==== Source material ====
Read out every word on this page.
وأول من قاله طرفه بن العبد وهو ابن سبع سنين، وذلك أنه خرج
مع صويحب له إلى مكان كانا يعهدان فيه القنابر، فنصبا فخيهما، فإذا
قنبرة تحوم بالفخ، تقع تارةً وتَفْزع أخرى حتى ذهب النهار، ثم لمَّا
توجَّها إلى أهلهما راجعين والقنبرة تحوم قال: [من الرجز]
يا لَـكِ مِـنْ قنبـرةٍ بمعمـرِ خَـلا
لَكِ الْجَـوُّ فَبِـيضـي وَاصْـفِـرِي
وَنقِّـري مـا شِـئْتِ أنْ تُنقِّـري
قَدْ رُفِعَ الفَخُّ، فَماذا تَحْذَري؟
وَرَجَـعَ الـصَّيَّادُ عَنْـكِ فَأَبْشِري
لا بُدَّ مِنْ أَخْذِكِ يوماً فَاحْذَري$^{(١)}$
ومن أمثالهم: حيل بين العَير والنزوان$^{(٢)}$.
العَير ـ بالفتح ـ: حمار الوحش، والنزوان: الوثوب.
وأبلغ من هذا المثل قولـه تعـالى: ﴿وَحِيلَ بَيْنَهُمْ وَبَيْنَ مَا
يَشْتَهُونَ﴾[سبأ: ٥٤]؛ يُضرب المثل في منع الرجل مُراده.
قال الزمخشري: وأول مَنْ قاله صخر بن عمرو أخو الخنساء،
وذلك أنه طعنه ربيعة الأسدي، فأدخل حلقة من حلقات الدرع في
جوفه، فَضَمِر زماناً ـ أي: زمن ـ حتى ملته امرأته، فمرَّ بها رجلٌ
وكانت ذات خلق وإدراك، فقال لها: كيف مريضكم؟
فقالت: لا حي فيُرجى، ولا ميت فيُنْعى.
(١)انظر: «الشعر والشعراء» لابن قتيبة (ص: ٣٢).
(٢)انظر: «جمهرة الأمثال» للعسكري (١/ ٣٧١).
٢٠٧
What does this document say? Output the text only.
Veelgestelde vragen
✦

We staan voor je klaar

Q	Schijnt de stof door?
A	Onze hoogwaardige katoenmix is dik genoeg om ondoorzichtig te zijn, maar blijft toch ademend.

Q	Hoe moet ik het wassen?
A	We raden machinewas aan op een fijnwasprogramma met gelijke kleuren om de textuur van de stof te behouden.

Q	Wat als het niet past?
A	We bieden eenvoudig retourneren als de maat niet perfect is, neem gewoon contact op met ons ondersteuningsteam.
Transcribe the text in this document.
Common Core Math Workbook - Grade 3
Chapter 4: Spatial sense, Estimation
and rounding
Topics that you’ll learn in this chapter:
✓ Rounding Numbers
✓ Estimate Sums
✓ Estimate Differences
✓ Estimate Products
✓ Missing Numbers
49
====
==== Source material ====
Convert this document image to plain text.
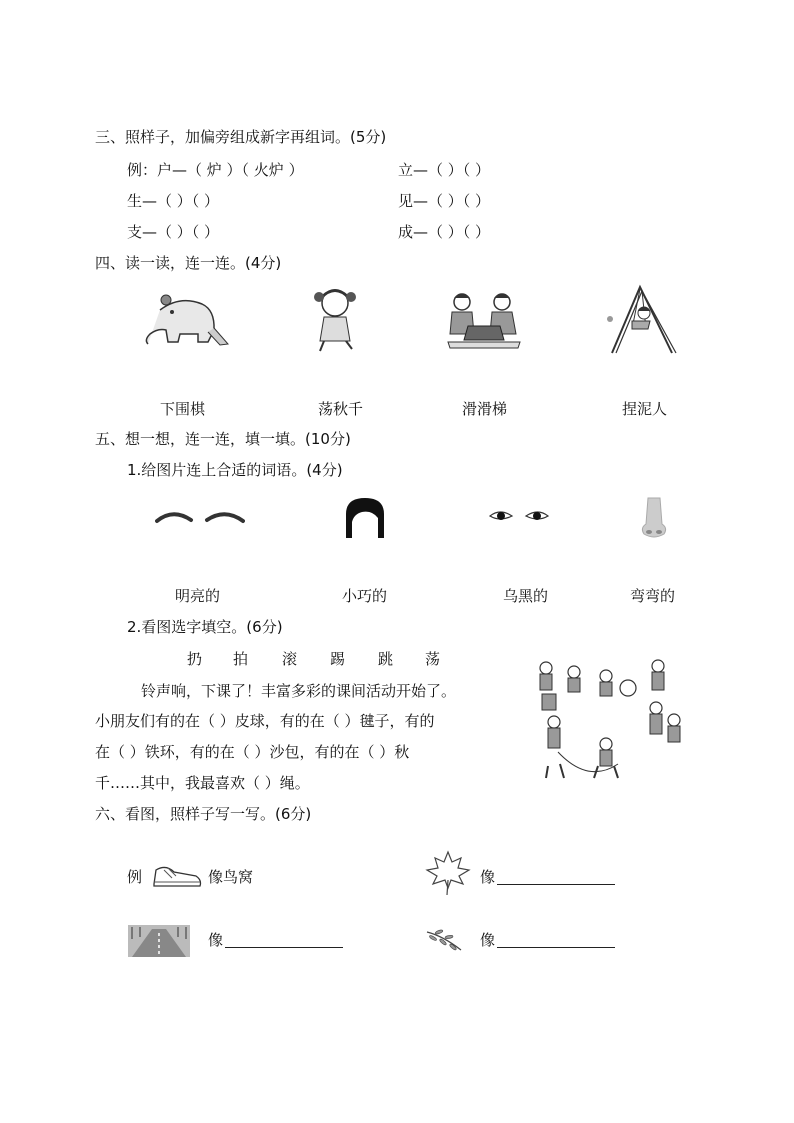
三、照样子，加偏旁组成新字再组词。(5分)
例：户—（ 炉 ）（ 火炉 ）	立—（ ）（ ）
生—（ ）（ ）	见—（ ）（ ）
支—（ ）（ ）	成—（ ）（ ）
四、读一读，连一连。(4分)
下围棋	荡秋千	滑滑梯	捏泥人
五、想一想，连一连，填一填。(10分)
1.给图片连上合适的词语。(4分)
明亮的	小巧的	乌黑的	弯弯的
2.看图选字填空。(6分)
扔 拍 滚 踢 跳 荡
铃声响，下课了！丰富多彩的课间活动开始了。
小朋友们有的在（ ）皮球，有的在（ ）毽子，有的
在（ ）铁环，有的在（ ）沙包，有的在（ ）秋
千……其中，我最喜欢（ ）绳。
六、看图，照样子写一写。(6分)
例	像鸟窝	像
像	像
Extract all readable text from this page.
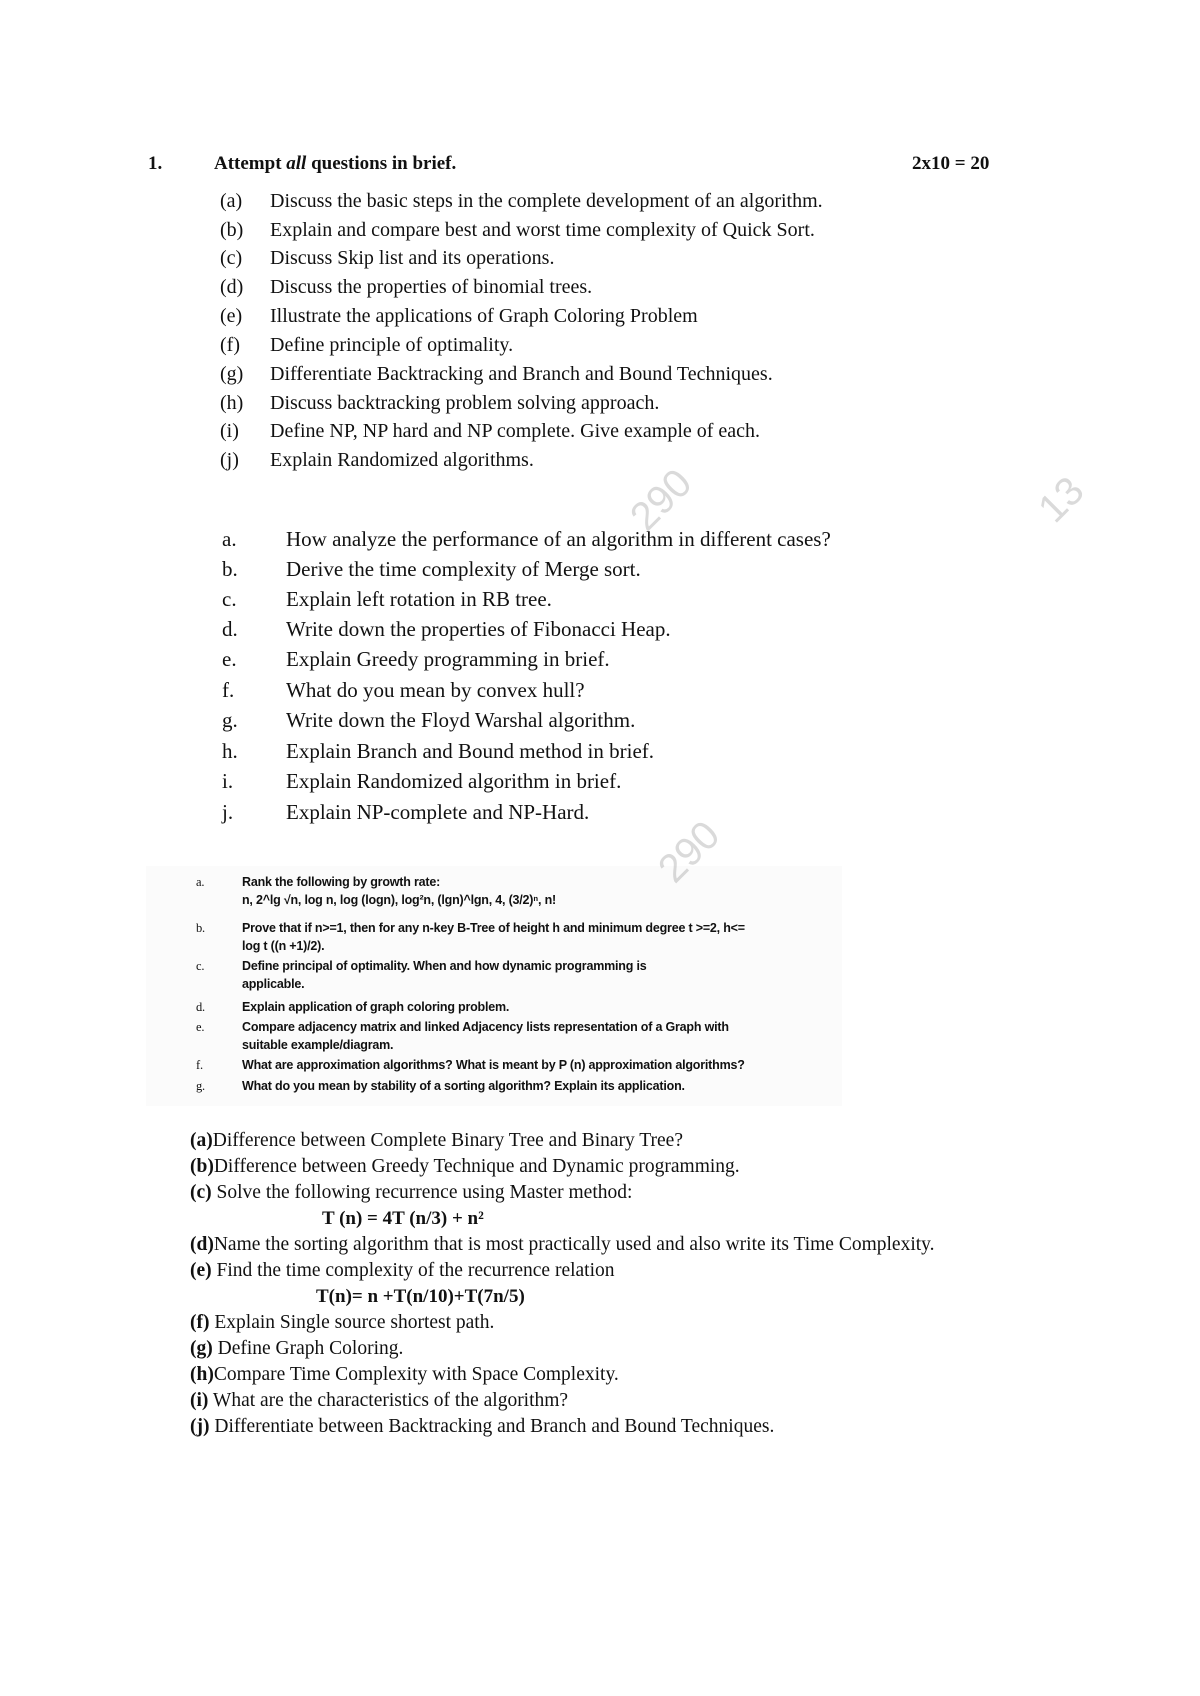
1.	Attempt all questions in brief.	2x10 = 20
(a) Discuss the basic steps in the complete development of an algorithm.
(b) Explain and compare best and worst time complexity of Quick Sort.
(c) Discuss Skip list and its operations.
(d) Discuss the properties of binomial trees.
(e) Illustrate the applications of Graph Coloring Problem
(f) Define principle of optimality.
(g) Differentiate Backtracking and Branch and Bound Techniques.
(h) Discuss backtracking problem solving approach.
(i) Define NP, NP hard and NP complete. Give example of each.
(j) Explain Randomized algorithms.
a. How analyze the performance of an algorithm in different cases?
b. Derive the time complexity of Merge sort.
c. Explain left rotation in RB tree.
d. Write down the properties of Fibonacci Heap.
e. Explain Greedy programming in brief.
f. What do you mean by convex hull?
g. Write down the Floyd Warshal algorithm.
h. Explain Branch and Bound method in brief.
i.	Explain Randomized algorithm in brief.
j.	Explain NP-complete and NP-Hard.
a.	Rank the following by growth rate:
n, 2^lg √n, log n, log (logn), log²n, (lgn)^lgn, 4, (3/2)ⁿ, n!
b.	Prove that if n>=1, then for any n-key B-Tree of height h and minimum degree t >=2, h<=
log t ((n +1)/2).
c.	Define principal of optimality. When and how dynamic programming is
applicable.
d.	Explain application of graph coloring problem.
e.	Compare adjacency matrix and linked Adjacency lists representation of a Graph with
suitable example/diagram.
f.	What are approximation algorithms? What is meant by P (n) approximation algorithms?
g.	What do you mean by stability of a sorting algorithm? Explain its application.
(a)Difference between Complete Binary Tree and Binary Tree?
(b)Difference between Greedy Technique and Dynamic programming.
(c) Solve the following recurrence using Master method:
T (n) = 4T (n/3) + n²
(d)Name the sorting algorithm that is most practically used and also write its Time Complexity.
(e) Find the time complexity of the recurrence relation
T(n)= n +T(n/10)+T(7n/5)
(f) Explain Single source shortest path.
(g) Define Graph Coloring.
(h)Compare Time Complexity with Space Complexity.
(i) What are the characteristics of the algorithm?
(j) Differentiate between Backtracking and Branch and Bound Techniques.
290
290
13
====
==== Source material ====
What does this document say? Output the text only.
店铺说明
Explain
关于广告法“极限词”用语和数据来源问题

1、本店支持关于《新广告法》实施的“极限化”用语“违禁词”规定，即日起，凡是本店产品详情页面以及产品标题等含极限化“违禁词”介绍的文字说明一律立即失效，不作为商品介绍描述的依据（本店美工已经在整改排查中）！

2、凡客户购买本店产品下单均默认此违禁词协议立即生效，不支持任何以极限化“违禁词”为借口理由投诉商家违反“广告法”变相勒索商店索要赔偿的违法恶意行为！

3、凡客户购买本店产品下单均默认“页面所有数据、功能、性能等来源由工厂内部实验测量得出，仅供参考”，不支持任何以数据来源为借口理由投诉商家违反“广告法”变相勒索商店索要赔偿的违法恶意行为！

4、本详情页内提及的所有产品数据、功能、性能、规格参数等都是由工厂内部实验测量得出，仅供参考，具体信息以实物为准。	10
====
Take each line containing the string "stof" and copy it out.

Correct response =
Q	Schijnt de stof door?
A	We raden machinewas aan op een fijnwasprogramma met gelijke kleuren om de textuur van de stof te behouden.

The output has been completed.